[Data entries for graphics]
********

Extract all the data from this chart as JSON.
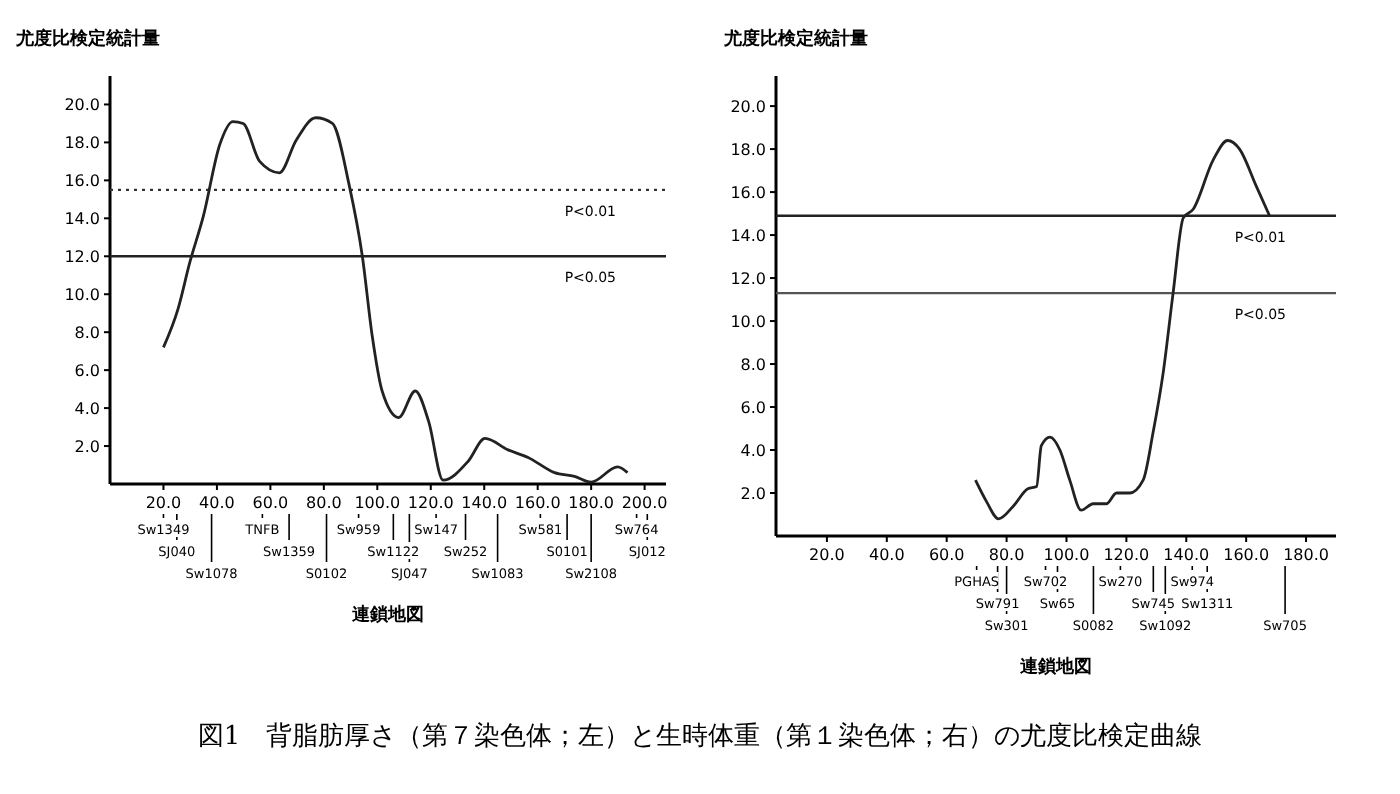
{
  "chart_data": [
    {
      "type": "line",
      "ylabel": "尤度比検定統計量",
      "xlabel": "連鎖地図",
      "xlim": [
        0,
        208
      ],
      "ylim": [
        0,
        21.5
      ],
      "xticks": [
        {
          "value": 20,
          "label": "20.0"
        },
        {
          "value": 40,
          "label": "40.0"
        },
        {
          "value": 60,
          "label": "60.0"
        },
        {
          "value": 80,
          "label": "80.0"
        },
        {
          "value": 100,
          "label": "100.0"
        },
        {
          "value": 120,
          "label": "120.0"
        },
        {
          "value": 140,
          "label": "140.0"
        },
        {
          "value": 160,
          "label": "160.0"
        },
        {
          "value": 180,
          "label": "180.0"
        },
        {
          "value": 200,
          "label": "200.0"
        }
      ],
      "yticks": [
        {
          "value": 2,
          "label": "2.0"
        },
        {
          "value": 4,
          "label": "4.0"
        },
        {
          "value": 6,
          "label": "6.0"
        },
        {
          "value": 8,
          "label": "8.0"
        },
        {
          "value": 10,
          "label": "10.0"
        },
        {
          "value": 12,
          "label": "12.0"
        },
        {
          "value": 14,
          "label": "14.0"
        },
        {
          "value": 16,
          "label": "16.0"
        },
        {
          "value": 18,
          "label": "18.0"
        },
        {
          "value": 20,
          "label": "20.0"
        }
      ],
      "series": [
        {
          "color": "#222222",
          "x": [
            20,
            25.4,
            29.9,
            34.9,
            41.1,
            46,
            49.8,
            56,
            63.4,
            69.6,
            77,
            83.2,
            89.4,
            94.4,
            98.1,
            101.8,
            108,
            114.2,
            119.2,
            124.6,
            134,
            140.3,
            148.9,
            156.4,
            166.3,
            173.8,
            180,
            189.9,
            193.6
          ],
          "values": [
            7.2,
            9.2,
            11.7,
            14.1,
            17.9,
            19.1,
            19,
            17,
            16.4,
            18.1,
            19.3,
            19,
            15.8,
            12,
            7.8,
            4.9,
            3.5,
            4.9,
            3.3,
            0.2,
            1.2,
            2.4,
            1.8,
            1.4,
            0.6,
            0.4,
            0.1,
            0.9,
            0.6
          ]
        }
      ],
      "ref_lines": [
        {
          "axis": "y",
          "value": 15.5,
          "label": "P<0.01",
          "color": "#333333",
          "line_style": "dotted"
        },
        {
          "axis": "y",
          "value": 12,
          "label": "P<0.05",
          "color": "#222222",
          "line_style": "solid"
        }
      ],
      "annotations": [
        "Sw1349",
        "SJ040",
        "Sw1078",
        "TNFB",
        "Sw1359",
        "S0102",
        "Sw959",
        "Sw1122",
        "SJ047",
        "Sw147",
        "Sw252",
        "Sw1083",
        "Sw581",
        "S0101",
        "Sw2108",
        "Sw764",
        "SJ012",
        "図1　背脂肪厚さ（第７染色体；左）と生時体重（第１染色体；右）の尤度比検定曲線"
      ]
    },
    {
      "type": "line",
      "ylabel": "尤度比検定統計量",
      "xlabel": "連鎖地図",
      "xlim": [
        3,
        190
      ],
      "ylim": [
        0,
        21.4
      ],
      "xticks": [
        {
          "value": 20,
          "label": "20.0"
        },
        {
          "value": 40,
          "label": "40.0"
        },
        {
          "value": 60,
          "label": "60.0"
        },
        {
          "value": 80,
          "label": "80.0"
        },
        {
          "value": 100,
          "label": "100.0"
        },
        {
          "value": 120,
          "label": "120.0"
        },
        {
          "value": 140,
          "label": "140.0"
        },
        {
          "value": 160,
          "label": "160.0"
        },
        {
          "value": 180,
          "label": "180.0"
        }
      ],
      "yticks": [
        {
          "value": 2,
          "label": "2.0"
        },
        {
          "value": 4,
          "label": "4.0"
        },
        {
          "value": 6,
          "label": "6.0"
        },
        {
          "value": 8,
          "label": "8.0"
        },
        {
          "value": 10,
          "label": "10.0"
        },
        {
          "value": 12,
          "label": "12.0"
        },
        {
          "value": 14,
          "label": "14.0"
        },
        {
          "value": 16,
          "label": "16.0"
        },
        {
          "value": 18,
          "label": "18.0"
        },
        {
          "value": 20,
          "label": "20.0"
        }
      ],
      "series": [
        {
          "color": "#222222",
          "x": [
            69.6,
            73.3,
            77.3,
            82.3,
            87.1,
            90,
            91.6,
            94.5,
            97.8,
            101.1,
            104.9,
            108.9,
            113.3,
            116.7,
            121.1,
            125.6,
            128.9,
            132.3,
            135.6,
            139,
            142.3,
            149,
            153.8,
            157.8,
            163.3,
            167.8
          ],
          "values": [
            2.6,
            1.6,
            0.8,
            1.4,
            2.2,
            2.3,
            4.2,
            4.6,
            4,
            2.6,
            1.2,
            1.5,
            1.5,
            2,
            2,
            2.6,
            4.8,
            7.6,
            11.3,
            14.8,
            15.2,
            17.5,
            18.4,
            18,
            16.3,
            14.9
          ]
        }
      ],
      "ref_lines": [
        {
          "axis": "y",
          "value": 14.9,
          "label": "P<0.01",
          "color": "#222222",
          "line_style": "solid"
        },
        {
          "axis": "y",
          "value": 11.3,
          "label": "P<0.05",
          "color": "#555555",
          "line_style": "solid"
        }
      ],
      "annotations": [
        "PGHAS",
        "Sw791",
        "Sw301",
        "Sw702",
        "Sw65",
        "S0082",
        "Sw270",
        "Sw745",
        "Sw1092",
        "Sw974",
        "Sw1311",
        "Sw705"
      ]
    }
  ]
}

********

**PROMPT:**
Verbatim reproduction of every record is required; images are left out.

**TASK ANSWER:**
Extract all the data from this chart as JSON.
{
  "chart_data": [
    {
      "type": "line",
      "ylabel": "尤度比検定統計量",
      "xlabel": "連鎖地図",
      "xlim": [
        0,
        208
      ],
      "ylim": [
        0,
        21.5
      ],
      "xticks": [
        {
          "value": 20,
          "label": "20.0"
        },
        {
          "value": 40,
          "label": "40.0"
        },
        {
          "value": 60,
          "label": "60.0"
        },
        {
          "value": 80,
          "label": "80.0"
        },
        {
          "value": 100,
          "label": "100.0"
        },
        {
          "value": 120,
          "label": "120.0"
        },
        {
          "value": 140,
          "label": "140.0"
        },
        {
          "value": 160,
          "label": "160.0"
        },
        {
          "value": 180,
          "label": "180.0"
        },
        {
          "value": 200,
          "label": "200.0"
        }
      ],
      "yticks": [
        {
          "value": 2,
          "label": "2.0"
        },
        {
          "value": 4,
          "label": "4.0"
        },
        {
          "value": 6,
          "label": "6.0"
        },
        {
          "value": 8,
          "label": "8.0"
        },
        {
          "value": 10,
          "label": "10.0"
        },
        {
          "value": 12,
          "label": "12.0"
        },
        {
          "value": 14,
          "label": "14.0"
        },
        {
          "value": 16,
          "label": "16.0"
        },
        {
          "value": 18,
          "label": "18.0"
        },
        {
          "value": 20,
          "label": "20.0"
        }
      ],
      "series": [
        {
          "color": "#222222",
          "x": [
            20,
            25.4,
            29.9,
            34.9,
            41.1,
            46,
            49.8,
            56,
            63.4,
            69.6,
            77,
            83.2,
            89.4,
            94.4,
            98.1,
            101.8,
            108,
            114.2,
            119.2,
            124.6,
            134,
            140.3,
            148.9,
            156.4,
            166.3,
            173.8,
            180,
            189.9,
            193.6
          ],
          "values": [
            7.2,
            9.2,
            11.7,
            14.1,
            17.9,
            19.1,
            19,
            17,
            16.4,
            18.1,
            19.3,
            19,
            15.8,
            12,
            7.8,
            4.9,
            3.5,
            4.9,
            3.3,
            0.2,
            1.2,
            2.4,
            1.8,
            1.4,
            0.6,
            0.4,
            0.1,
            0.9,
            0.6
          ]
        }
      ],
      "ref_lines": [
        {
          "axis": "y",
          "value": 15.5,
          "label": "P<0.01",
          "color": "#333333",
          "line_style": "dotted"
        },
        {
          "axis": "y",
          "value": 12,
          "label": "P<0.05",
          "color": "#222222",
          "line_style": "solid"
        }
      ],
      "annotations": [
        "Sw1349",
        "SJ040",
        "Sw1078",
        "TNFB",
        "Sw1359",
        "S0102",
        "Sw959",
        "Sw1122",
        "SJ047",
        "Sw147",
        "Sw252",
        "Sw1083",
        "Sw581",
        "S0101",
        "Sw2108",
        "Sw764",
        "SJ012",
        "図1　背脂肪厚さ（第７染色体；左）と生時体重（第１染色体；右）の尤度比検定曲線"
      ]
    },
    {
      "type": "line",
      "ylabel": "尤度比検定統計量",
      "xlabel": "連鎖地図",
      "xlim": [
        3,
        190
      ],
      "ylim": [
        0,
        21.4
      ],
      "xticks": [
        {
          "value": 20,
          "label": "20.0"
        },
        {
          "value": 40,
          "label": "40.0"
        },
        {
          "value": 60,
          "label": "60.0"
        },
        {
          "value": 80,
          "label": "80.0"
        },
        {
          "value": 100,
          "label": "100.0"
        },
        {
          "value": 120,
          "label": "120.0"
        },
        {
          "value": 140,
          "label": "140.0"
        },
        {
          "value": 160,
          "label": "160.0"
        },
        {
          "value": 180,
          "label": "180.0"
        }
      ],
      "yticks": [
        {
          "value": 2,
          "label": "2.0"
        },
        {
          "value": 4,
          "label": "4.0"
        },
        {
          "value": 6,
          "label": "6.0"
        },
        {
          "value": 8,
          "label": "8.0"
        },
        {
          "value": 10,
          "label": "10.0"
        },
        {
          "value": 12,
          "label": "12.0"
        },
        {
          "value": 14,
          "label": "14.0"
        },
        {
          "value": 16,
          "label": "16.0"
        },
        {
          "value": 18,
          "label": "18.0"
        },
        {
          "value": 20,
          "label": "20.0"
        }
      ],
      "series": [
        {
          "color": "#222222",
          "x": [
            69.6,
            73.3,
            77.3,
            82.3,
            87.1,
            90,
            91.6,
            94.5,
            97.8,
            101.1,
            104.9,
            108.9,
            113.3,
            116.7,
            121.1,
            125.6,
            128.9,
            132.3,
            135.6,
            139,
            142.3,
            149,
            153.8,
            157.8,
            163.3,
            167.8
          ],
          "values": [
            2.6,
            1.6,
            0.8,
            1.4,
            2.2,
            2.3,
            4.2,
            4.6,
            4,
            2.6,
            1.2,
            1.5,
            1.5,
            2,
            2,
            2.6,
            4.8,
            7.6,
            11.3,
            14.8,
            15.2,
            17.5,
            18.4,
            18,
            16.3,
            14.9
          ]
        }
      ],
      "ref_lines": [
        {
          "axis": "y",
          "value": 14.9,
          "label": "P<0.01",
          "color": "#222222",
          "line_style": "solid"
        },
        {
          "axis": "y",
          "value": 11.3,
          "label": "P<0.05",
          "color": "#555555",
          "line_style": "solid"
        }
      ],
      "annotations": [
        "PGHAS",
        "Sw791",
        "Sw301",
        "Sw702",
        "Sw65",
        "S0082",
        "Sw270",
        "Sw745",
        "Sw1092",
        "Sw974",
        "Sw1311",
        "Sw705"
      ]
    }
  ]
}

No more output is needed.